__Exercise objective__.
Return the lines where the word "candlestick" occurs.

[Some records]
☆ ☆ ☆ ☆ ☆

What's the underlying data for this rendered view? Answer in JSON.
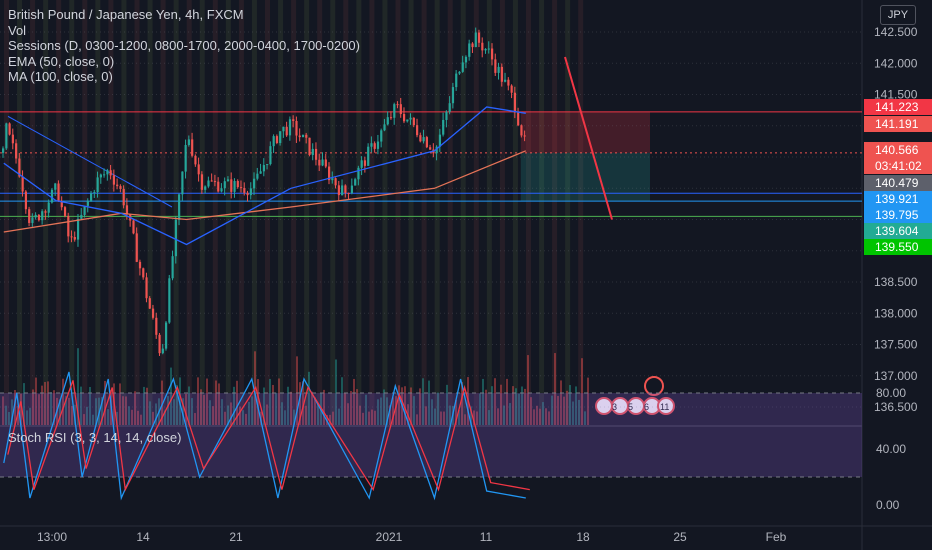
{
  "header": {
    "symbol_title": "British Pound / Japanese Yen, 4h, FXCM",
    "indicators": [
      "Vol",
      "Sessions (D, 0300-1200, 0800-1700, 2000-0400, 1700-0200)",
      "EMA (50, close, 0)",
      "MA (100, close, 0)"
    ],
    "currency": "JPY"
  },
  "oscillator": {
    "label": "Stoch RSI (3, 3, 14, 14, close)"
  },
  "price_axis": {
    "ticks": [
      "142.500",
      "142.000",
      "141.500",
      "141.000",
      "140.500",
      "140.000",
      "139.500",
      "139.000",
      "138.500",
      "138.000",
      "137.500",
      "137.000",
      "136.500"
    ]
  },
  "price_badges": [
    {
      "text": "141.223",
      "color": "#f23645"
    },
    {
      "text": "141.191",
      "color": "#ef5350"
    },
    {
      "text": "140.566",
      "color": "#ef5350"
    },
    {
      "text": "03:41:02",
      "color": "#ef5350"
    },
    {
      "text": "140.479",
      "color": "#5d606b"
    },
    {
      "text": "139.921",
      "color": "#2196f3"
    },
    {
      "text": "139.795",
      "color": "#2196f3"
    },
    {
      "text": "139.604",
      "color": "#22ab94"
    },
    {
      "text": "139.550",
      "color": "#00c400"
    }
  ],
  "stoch_axis": {
    "ticks": [
      "80.00",
      "40.00",
      "0.00"
    ]
  },
  "time_axis": {
    "labels": [
      "13:00",
      "14",
      "21",
      "2021",
      "11",
      "18",
      "25",
      "Feb"
    ]
  },
  "event_markers": [
    "3",
    "5",
    "6",
    "11"
  ],
  "colors": {
    "background": "#131722",
    "bull": "#26a69a",
    "bear": "#ef5350",
    "ema": "#2962ff",
    "ma": "#e57357",
    "stoch_k": "#2196f3",
    "stoch_d": "#f23645",
    "stoch_band": "#7e57c2"
  },
  "chart_data": {
    "type": "candlestick",
    "title": "British Pound / Japanese Yen, 4h, FXCM",
    "y_range": [
      136.3,
      142.6
    ],
    "horizontal_levels": [
      141.223,
      140.566,
      139.921,
      139.795,
      139.55
    ],
    "last_price": 140.566,
    "price_anchors": [
      {
        "x": "Dec 9",
        "y": 141.0
      },
      {
        "x": "Dec 10",
        "y": 140.4
      },
      {
        "x": "Dec 11",
        "y": 139.4
      },
      {
        "x": "Dec 13",
        "y": 140.0
      },
      {
        "x": "Dec 14",
        "y": 139.1
      },
      {
        "x": "Dec 15",
        "y": 139.6
      },
      {
        "x": "Dec 16",
        "y": 140.1
      },
      {
        "x": "Dec 17",
        "y": 140.3
      },
      {
        "x": "Dec 18",
        "y": 139.9
      },
      {
        "x": "Dec 21",
        "y": 137.3
      },
      {
        "x": "Dec 22",
        "y": 139.2
      },
      {
        "x": "Dec 23",
        "y": 140.9
      },
      {
        "x": "Dec 24",
        "y": 140.1
      },
      {
        "x": "Dec 28",
        "y": 140.0
      },
      {
        "x": "Dec 30",
        "y": 140.9
      },
      {
        "x": "Dec 31",
        "y": 141.0
      },
      {
        "x": "Jan 4",
        "y": 139.9
      },
      {
        "x": "Jan 6",
        "y": 140.6
      },
      {
        "x": "Jan 8",
        "y": 141.3
      },
      {
        "x": "Jan 11",
        "y": 140.6
      },
      {
        "x": "Jan 12",
        "y": 141.3
      },
      {
        "x": "Jan 13",
        "y": 142.1
      },
      {
        "x": "Jan 14",
        "y": 142.4
      },
      {
        "x": "Jan 15",
        "y": 142.2
      },
      {
        "x": "Jan 17",
        "y": 141.4
      },
      {
        "x": "Jan 18",
        "y": 140.566
      }
    ],
    "ema50_anchors": [
      {
        "x": "Dec 9",
        "y": 140.4
      },
      {
        "x": "Dec 13",
        "y": 139.8
      },
      {
        "x": "Dec 18",
        "y": 139.6
      },
      {
        "x": "Dec 23",
        "y": 139.1
      },
      {
        "x": "Dec 31",
        "y": 140.0
      },
      {
        "x": "Jan 11",
        "y": 140.6
      },
      {
        "x": "Jan 15",
        "y": 141.3
      },
      {
        "x": "Jan 18",
        "y": 141.2
      }
    ],
    "ma100_anchors": [
      {
        "x": "Dec 9",
        "y": 139.3
      },
      {
        "x": "Dec 18",
        "y": 139.6
      },
      {
        "x": "Dec 23",
        "y": 139.5
      },
      {
        "x": "Dec 31",
        "y": 139.7
      },
      {
        "x": "Jan 11",
        "y": 140.0
      },
      {
        "x": "Jan 18",
        "y": 140.6
      }
    ],
    "stoch_k_anchors": [
      {
        "x": "Dec 9",
        "y": 30
      },
      {
        "x": "Dec 10",
        "y": 80
      },
      {
        "x": "Dec 11",
        "y": 5
      },
      {
        "x": "Dec 14",
        "y": 95
      },
      {
        "x": "Dec 15",
        "y": 20
      },
      {
        "x": "Dec 17",
        "y": 90
      },
      {
        "x": "Dec 18",
        "y": 5
      },
      {
        "x": "Dec 22",
        "y": 90
      },
      {
        "x": "Dec 24",
        "y": 20
      },
      {
        "x": "Dec 28",
        "y": 90
      },
      {
        "x": "Dec 30",
        "y": 5
      },
      {
        "x": "Jan 1",
        "y": 90
      },
      {
        "x": "Jan 6",
        "y": 5
      },
      {
        "x": "Jan 8",
        "y": 85
      },
      {
        "x": "Jan 11",
        "y": 5
      },
      {
        "x": "Jan 13",
        "y": 90
      },
      {
        "x": "Jan 15",
        "y": 10
      },
      {
        "x": "Jan 18",
        "y": 5
      }
    ],
    "stoch_range": [
      0,
      100
    ],
    "stoch_bands": [
      80,
      20
    ],
    "x_labels": [
      "13:00",
      "14",
      "21",
      "2021",
      "11",
      "18",
      "25",
      "Feb"
    ]
  }
}
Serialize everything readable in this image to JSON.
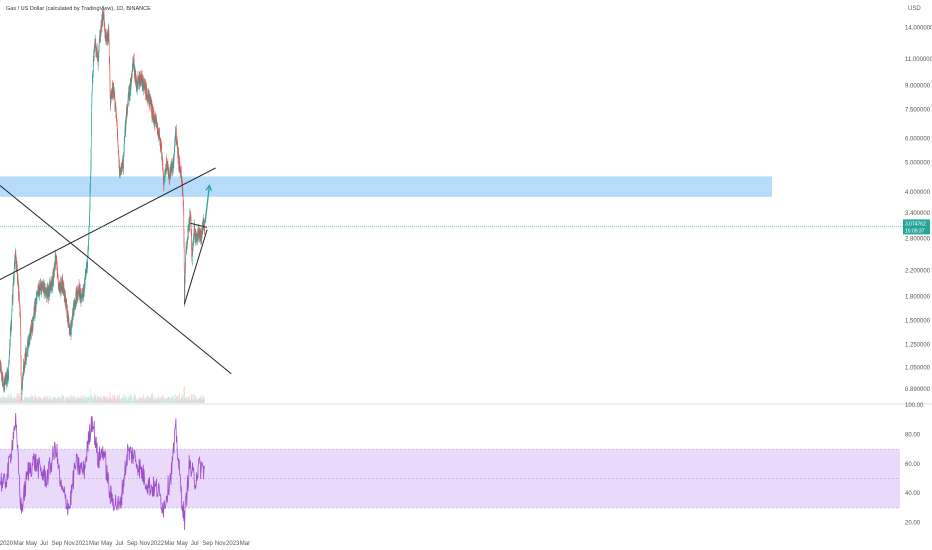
{
  "header": {
    "title": "Gas / US Dollar (calculated by TradingView), 1D, BINANCE"
  },
  "colors": {
    "up": "#26a69a",
    "down": "#ef5350",
    "trendline": "#222222",
    "zone": "#90caf9",
    "arrow": "#26a69a",
    "rsi_line": "#9c4fc7",
    "rsi_band": "#e9d9fb",
    "price_tag": "#26a69a"
  },
  "price_tag": {
    "value": "3.074762",
    "countdown": "16:09:37"
  },
  "chart_data": [
    {
      "type": "candlestick",
      "currency": "USD",
      "scale": "log",
      "ylim": [
        0.8,
        16.5
      ],
      "y_ticks": [
        "14.000000",
        "11.000000",
        "9.000000",
        "7.500000",
        "6.000000",
        "5.000000",
        "4.000000",
        "3.400000",
        "2.800000",
        "2.200000",
        "1.800000",
        "1.500000",
        "1.250000",
        "1.050000",
        "0.890000"
      ],
      "y_tick_values": [
        14.0,
        11.0,
        9.0,
        7.5,
        6.0,
        5.0,
        4.0,
        3.4,
        2.8,
        2.2,
        1.8,
        1.5,
        1.25,
        1.05,
        0.89
      ],
      "x_ticks": [
        "2020",
        "Mar",
        "May",
        "Jul",
        "Sep",
        "Nov",
        "2021",
        "Mar",
        "May",
        "Jul",
        "Sep",
        "Nov",
        "2022",
        "Mar",
        "May",
        "Jul",
        "Sep",
        "Nov",
        "2023",
        "Mar"
      ],
      "x_tick_dates": [
        "2020-01-01",
        "2020-03-01",
        "2020-05-01",
        "2020-07-01",
        "2020-09-01",
        "2020-11-01",
        "2021-01-01",
        "2021-03-01",
        "2021-05-01",
        "2021-07-01",
        "2021-09-01",
        "2021-11-01",
        "2022-01-01",
        "2022-03-01",
        "2022-05-01",
        "2022-07-01",
        "2022-09-01",
        "2022-11-01",
        "2023-01-01",
        "2023-03-01"
      ],
      "price_path": [
        [
          "2019-12-01",
          1.05
        ],
        [
          "2019-12-20",
          0.92
        ],
        [
          "2020-01-10",
          1.0
        ],
        [
          "2020-01-25",
          1.5
        ],
        [
          "2020-02-14",
          2.5
        ],
        [
          "2020-02-25",
          2.05
        ],
        [
          "2020-03-08",
          1.6
        ],
        [
          "2020-03-13",
          0.85
        ],
        [
          "2020-03-25",
          1.05
        ],
        [
          "2020-04-15",
          1.25
        ],
        [
          "2020-05-10",
          1.5
        ],
        [
          "2020-06-01",
          1.85
        ],
        [
          "2020-06-25",
          1.95
        ],
        [
          "2020-07-20",
          1.85
        ],
        [
          "2020-08-15",
          2.05
        ],
        [
          "2020-08-28",
          2.5
        ],
        [
          "2020-09-10",
          1.9
        ],
        [
          "2020-09-30",
          2.0
        ],
        [
          "2020-10-20",
          1.6
        ],
        [
          "2020-11-05",
          1.35
        ],
        [
          "2020-11-25",
          1.7
        ],
        [
          "2020-12-15",
          1.9
        ],
        [
          "2021-01-01",
          1.75
        ],
        [
          "2021-01-15",
          2.0
        ],
        [
          "2021-01-28",
          2.4
        ],
        [
          "2021-02-06",
          3.2
        ],
        [
          "2021-02-13",
          5.0
        ],
        [
          "2021-02-20",
          9.5
        ],
        [
          "2021-03-05",
          12.5
        ],
        [
          "2021-03-20",
          11.0
        ],
        [
          "2021-04-05",
          14.5
        ],
        [
          "2021-04-15",
          15.5
        ],
        [
          "2021-04-28",
          12.5
        ],
        [
          "2021-05-10",
          13.5
        ],
        [
          "2021-05-18",
          8.0
        ],
        [
          "2021-06-01",
          9.0
        ],
        [
          "2021-06-20",
          6.5
        ],
        [
          "2021-07-03",
          4.5
        ],
        [
          "2021-07-20",
          5.0
        ],
        [
          "2021-08-05",
          7.5
        ],
        [
          "2021-08-25",
          9.0
        ],
        [
          "2021-09-07",
          11.0
        ],
        [
          "2021-09-20",
          9.0
        ],
        [
          "2021-10-10",
          9.5
        ],
        [
          "2021-11-01",
          8.8
        ],
        [
          "2021-11-25",
          8.0
        ],
        [
          "2021-12-10",
          7.2
        ],
        [
          "2021-12-31",
          6.5
        ],
        [
          "2022-01-20",
          5.5
        ],
        [
          "2022-02-01",
          4.2
        ],
        [
          "2022-02-15",
          5.0
        ],
        [
          "2022-03-01",
          4.5
        ],
        [
          "2022-03-20",
          5.0
        ],
        [
          "2022-04-01",
          6.3
        ],
        [
          "2022-04-15",
          5.0
        ],
        [
          "2022-04-28",
          4.5
        ],
        [
          "2022-05-08",
          3.5
        ],
        [
          "2022-05-12",
          1.75
        ],
        [
          "2022-05-20",
          2.6
        ],
        [
          "2022-06-01",
          3.0
        ],
        [
          "2022-06-10",
          3.4
        ],
        [
          "2022-06-18",
          2.4
        ],
        [
          "2022-06-28",
          3.0
        ],
        [
          "2022-07-10",
          2.7
        ],
        [
          "2022-07-20",
          3.0
        ],
        [
          "2022-08-01",
          2.8
        ],
        [
          "2022-08-10",
          3.1
        ],
        [
          "2022-08-18",
          3.07
        ]
      ],
      "resistance_zone": [
        3.85,
        4.5
      ],
      "trendlines": [
        {
          "from": [
            "2019-12-01",
            4.2
          ],
          "to": [
            "2022-12-25",
            1.0
          ]
        },
        {
          "from": [
            "2019-12-01",
            2.05
          ],
          "to": [
            "2022-10-10",
            4.8
          ]
        },
        {
          "from": [
            "2022-05-12",
            1.7
          ],
          "to": [
            "2022-08-30",
            3.0
          ]
        },
        {
          "from": [
            "2022-06-10",
            3.15
          ],
          "to": [
            "2022-08-30",
            3.05
          ]
        }
      ],
      "projection_arrow": {
        "from": [
          "2022-08-20",
          3.15
        ],
        "to": [
          "2022-09-10",
          4.2
        ]
      }
    },
    {
      "type": "line",
      "indicator": "RSI",
      "ylim": [
        15,
        100
      ],
      "y_ticks": [
        "100.00",
        "80.00",
        "60.00",
        "40.00",
        "20.00"
      ],
      "y_tick_values": [
        100,
        80,
        60,
        40,
        20
      ],
      "band": [
        30,
        70
      ],
      "midline": 50,
      "path": [
        [
          "2019-12-01",
          50
        ],
        [
          "2019-12-20",
          45
        ],
        [
          "2020-01-10",
          55
        ],
        [
          "2020-02-14",
          90
        ],
        [
          "2020-03-13",
          28
        ],
        [
          "2020-04-15",
          55
        ],
        [
          "2020-05-15",
          62
        ],
        [
          "2020-06-15",
          55
        ],
        [
          "2020-07-15",
          50
        ],
        [
          "2020-08-28",
          72
        ],
        [
          "2020-09-20",
          44
        ],
        [
          "2020-11-01",
          30
        ],
        [
          "2020-12-01",
          60
        ],
        [
          "2021-01-10",
          55
        ],
        [
          "2021-02-20",
          92
        ],
        [
          "2021-03-20",
          62
        ],
        [
          "2021-04-15",
          70
        ],
        [
          "2021-05-18",
          38
        ],
        [
          "2021-07-03",
          30
        ],
        [
          "2021-08-10",
          68
        ],
        [
          "2021-09-07",
          66
        ],
        [
          "2021-10-15",
          55
        ],
        [
          "2021-11-20",
          45
        ],
        [
          "2022-01-01",
          43
        ],
        [
          "2022-02-01",
          30
        ],
        [
          "2022-03-10",
          55
        ],
        [
          "2022-04-01",
          83
        ],
        [
          "2022-04-20",
          50
        ],
        [
          "2022-05-12",
          21
        ],
        [
          "2022-06-05",
          60
        ],
        [
          "2022-07-01",
          48
        ],
        [
          "2022-07-20",
          58
        ],
        [
          "2022-08-18",
          56
        ]
      ]
    }
  ]
}
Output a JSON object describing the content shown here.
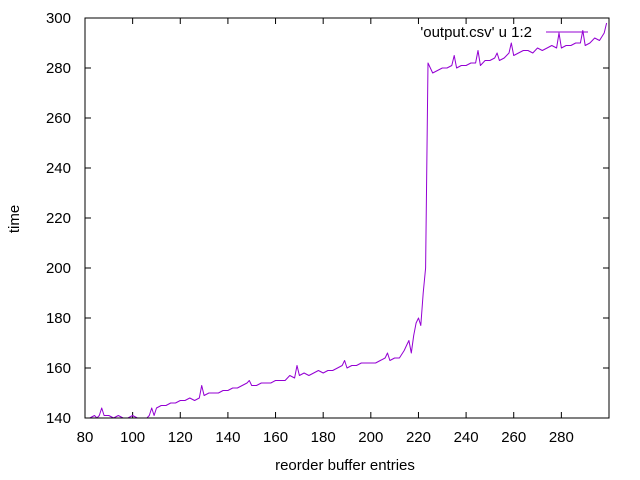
{
  "chart_data": {
    "type": "line",
    "title": "",
    "xlabel": "reorder buffer entries",
    "ylabel": "time",
    "xlim": [
      80,
      300
    ],
    "ylim": [
      140,
      300
    ],
    "xticks": [
      80,
      100,
      120,
      140,
      160,
      180,
      200,
      220,
      240,
      260,
      280
    ],
    "yticks": [
      140,
      160,
      180,
      200,
      220,
      240,
      260,
      280,
      300
    ],
    "grid": false,
    "legend_position": "top-right",
    "series": [
      {
        "name": "'output.csv' u 1:2",
        "color": "#9400d3",
        "x": [
          80,
          82,
          84,
          85,
          86,
          87,
          88,
          90,
          92,
          94,
          96,
          98,
          100,
          102,
          104,
          106,
          107,
          108,
          109,
          110,
          112,
          114,
          116,
          118,
          120,
          122,
          124,
          126,
          128,
          129,
          130,
          132,
          134,
          136,
          138,
          140,
          142,
          144,
          146,
          148,
          149,
          150,
          152,
          154,
          156,
          158,
          160,
          162,
          164,
          166,
          168,
          169,
          170,
          172,
          174,
          176,
          178,
          180,
          182,
          184,
          186,
          188,
          189,
          190,
          192,
          194,
          196,
          198,
          200,
          202,
          204,
          206,
          207,
          208,
          210,
          212,
          214,
          215,
          216,
          217,
          218,
          219,
          220,
          221,
          222,
          223,
          224,
          226,
          228,
          230,
          232,
          234,
          235,
          236,
          238,
          240,
          242,
          244,
          245,
          246,
          248,
          250,
          252,
          253,
          254,
          256,
          258,
          259,
          260,
          262,
          264,
          266,
          268,
          270,
          272,
          274,
          276,
          278,
          279,
          280,
          282,
          284,
          286,
          288,
          289,
          290,
          292,
          294,
          296,
          298,
          299
        ],
        "y": [
          140,
          140,
          141,
          140,
          141,
          144,
          141,
          141,
          140,
          141,
          140,
          140,
          141,
          140,
          140,
          140,
          141,
          144,
          141,
          144,
          145,
          145,
          146,
          146,
          147,
          147,
          148,
          147,
          148,
          153,
          149,
          150,
          150,
          150,
          151,
          151,
          152,
          152,
          153,
          154,
          155,
          153,
          153,
          154,
          154,
          154,
          155,
          155,
          155,
          157,
          156,
          161,
          157,
          158,
          157,
          158,
          159,
          158,
          159,
          159,
          160,
          161,
          163,
          160,
          161,
          161,
          162,
          162,
          162,
          162,
          163,
          164,
          166,
          163,
          164,
          164,
          167,
          169,
          171,
          166,
          173,
          178,
          180,
          177,
          190,
          200,
          282,
          278,
          279,
          280,
          280,
          281,
          285,
          280,
          281,
          281,
          282,
          282,
          287,
          281,
          283,
          283,
          284,
          286,
          283,
          284,
          286,
          290,
          285,
          286,
          287,
          287,
          286,
          288,
          287,
          288,
          289,
          288,
          294,
          288,
          289,
          289,
          290,
          290,
          295,
          289,
          290,
          292,
          291,
          294,
          298
        ]
      }
    ]
  }
}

☆ ☆ ☆ ☆ ☆

__The solution__.
    "type": "candlestick",
      "type": "candlestick",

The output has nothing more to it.